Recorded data
== == ==

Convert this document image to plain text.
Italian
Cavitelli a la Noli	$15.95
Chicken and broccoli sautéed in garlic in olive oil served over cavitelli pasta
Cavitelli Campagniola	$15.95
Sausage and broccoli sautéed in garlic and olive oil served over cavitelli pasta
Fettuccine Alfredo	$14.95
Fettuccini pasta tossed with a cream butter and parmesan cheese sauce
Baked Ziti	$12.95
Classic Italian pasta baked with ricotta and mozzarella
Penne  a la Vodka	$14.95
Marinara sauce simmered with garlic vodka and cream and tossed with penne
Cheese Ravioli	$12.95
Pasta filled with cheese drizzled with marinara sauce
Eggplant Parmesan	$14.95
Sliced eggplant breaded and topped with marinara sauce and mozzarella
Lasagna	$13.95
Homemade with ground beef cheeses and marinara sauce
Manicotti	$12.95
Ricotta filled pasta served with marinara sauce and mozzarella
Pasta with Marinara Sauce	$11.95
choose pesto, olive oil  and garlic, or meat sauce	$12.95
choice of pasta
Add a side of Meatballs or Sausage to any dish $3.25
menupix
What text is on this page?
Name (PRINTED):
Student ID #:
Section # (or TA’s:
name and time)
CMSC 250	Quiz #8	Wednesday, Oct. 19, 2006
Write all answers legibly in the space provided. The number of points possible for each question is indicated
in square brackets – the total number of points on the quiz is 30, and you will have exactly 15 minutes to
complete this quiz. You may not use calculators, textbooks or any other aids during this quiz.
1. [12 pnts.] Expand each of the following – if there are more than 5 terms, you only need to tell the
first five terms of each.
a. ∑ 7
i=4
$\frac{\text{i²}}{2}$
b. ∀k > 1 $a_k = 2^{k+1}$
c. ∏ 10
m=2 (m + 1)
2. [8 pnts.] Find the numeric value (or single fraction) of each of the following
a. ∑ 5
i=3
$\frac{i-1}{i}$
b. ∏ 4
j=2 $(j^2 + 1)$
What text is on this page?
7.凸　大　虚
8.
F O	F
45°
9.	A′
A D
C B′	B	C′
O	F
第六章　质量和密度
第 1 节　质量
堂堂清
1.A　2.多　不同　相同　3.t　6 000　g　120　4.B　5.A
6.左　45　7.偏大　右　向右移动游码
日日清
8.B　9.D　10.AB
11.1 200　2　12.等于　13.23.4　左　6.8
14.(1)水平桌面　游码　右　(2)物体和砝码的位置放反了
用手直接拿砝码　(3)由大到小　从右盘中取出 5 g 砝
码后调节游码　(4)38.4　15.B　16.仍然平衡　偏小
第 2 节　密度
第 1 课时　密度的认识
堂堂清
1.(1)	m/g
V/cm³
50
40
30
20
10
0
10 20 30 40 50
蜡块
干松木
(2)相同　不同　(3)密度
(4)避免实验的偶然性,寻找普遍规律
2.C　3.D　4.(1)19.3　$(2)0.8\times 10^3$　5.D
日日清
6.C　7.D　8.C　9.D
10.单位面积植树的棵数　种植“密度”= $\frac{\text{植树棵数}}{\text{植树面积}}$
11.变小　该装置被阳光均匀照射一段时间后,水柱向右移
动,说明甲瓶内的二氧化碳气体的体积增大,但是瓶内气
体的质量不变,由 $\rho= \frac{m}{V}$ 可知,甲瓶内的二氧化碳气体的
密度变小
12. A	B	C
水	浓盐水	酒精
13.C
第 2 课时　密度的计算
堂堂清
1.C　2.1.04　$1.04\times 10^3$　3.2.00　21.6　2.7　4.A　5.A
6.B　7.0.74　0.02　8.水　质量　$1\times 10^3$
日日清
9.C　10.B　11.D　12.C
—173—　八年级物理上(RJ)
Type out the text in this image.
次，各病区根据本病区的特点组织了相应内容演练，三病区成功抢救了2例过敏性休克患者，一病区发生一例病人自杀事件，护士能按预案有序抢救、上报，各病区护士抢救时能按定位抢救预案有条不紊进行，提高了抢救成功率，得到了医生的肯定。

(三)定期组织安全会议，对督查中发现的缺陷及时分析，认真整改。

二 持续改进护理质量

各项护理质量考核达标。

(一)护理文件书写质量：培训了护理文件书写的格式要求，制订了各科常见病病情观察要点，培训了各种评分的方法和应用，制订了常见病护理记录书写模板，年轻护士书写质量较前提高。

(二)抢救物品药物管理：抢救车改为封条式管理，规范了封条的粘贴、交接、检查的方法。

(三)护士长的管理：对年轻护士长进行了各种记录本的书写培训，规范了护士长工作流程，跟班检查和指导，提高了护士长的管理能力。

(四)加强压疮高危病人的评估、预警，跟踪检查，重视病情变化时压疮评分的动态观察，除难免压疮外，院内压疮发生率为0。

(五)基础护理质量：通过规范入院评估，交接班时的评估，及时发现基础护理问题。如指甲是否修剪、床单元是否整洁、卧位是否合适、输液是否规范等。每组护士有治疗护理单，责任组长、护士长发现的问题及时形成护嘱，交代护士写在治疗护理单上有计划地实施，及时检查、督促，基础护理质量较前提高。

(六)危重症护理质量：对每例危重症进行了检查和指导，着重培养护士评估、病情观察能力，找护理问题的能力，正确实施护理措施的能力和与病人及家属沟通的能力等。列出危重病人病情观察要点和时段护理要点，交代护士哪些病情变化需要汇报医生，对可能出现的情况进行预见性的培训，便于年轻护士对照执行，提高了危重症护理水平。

== == ==

▶ [TASK DESCRIPTION]
Repeat exactly, and only, the lines from the line with "Type out the text in this image." through the end of the listing above, both ends included.

▶ [RESPONSE TO THE EXERCISE]
Type out the text in this image.
次，各病区根据本病区的特点组织了相应内容演练，三病区成功抢救了2例过敏性休克患者，一病区发生一例病人自杀事件，护士能按预案有序抢救、上报，各病区护士抢救时能按定位抢救预案有条不紊进行，提高了抢救成功率，得到了医生的肯定。

(三)定期组织安全会议，对督查中发现的缺陷及时分析，认真整改。

二 持续改进护理质量

各项护理质量考核达标。

(一)护理文件书写质量：培训了护理文件书写的格式要求，制订了各科常见病病情观察要点，培训了各种评分的方法和应用，制订了常见病护理记录书写模板，年轻护士书写质量较前提高。

(二)抢救物品药物管理：抢救车改为封条式管理，规范了封条的粘贴、交接、检查的方法。

(三)护士长的管理：对年轻护士长进行了各种记录本的书写培训，规范了护士长工作流程，跟班检查和指导，提高了护士长的管理能力。

(四)加强压疮高危病人的评估、预警，跟踪检查，重视病情变化时压疮评分的动态观察，除难免压疮外，院内压疮发生率为0。

(五)基础护理质量：通过规范入院评估，交接班时的评估，及时发现基础护理问题。如指甲是否修剪、床单元是否整洁、卧位是否合适、输液是否规范等。每组护士有治疗护理单，责任组长、护士长发现的问题及时形成护嘱，交代护士写在治疗护理单上有计划地实施，及时检查、督促，基础护理质量较前提高。

(六)危重症护理质量：对每例危重症进行了检查和指导，着重培养护士评估、病情观察能力，找护理问题的能力，正确实施护理措施的能力和与病人及家属沟通的能力等。列出危重病人病情观察要点和时段护理要点，交代护士哪些病情变化需要汇报医生，对可能出现的情况进行预见性的培训，便于年轻护士对照执行，提高了危重症护理水平。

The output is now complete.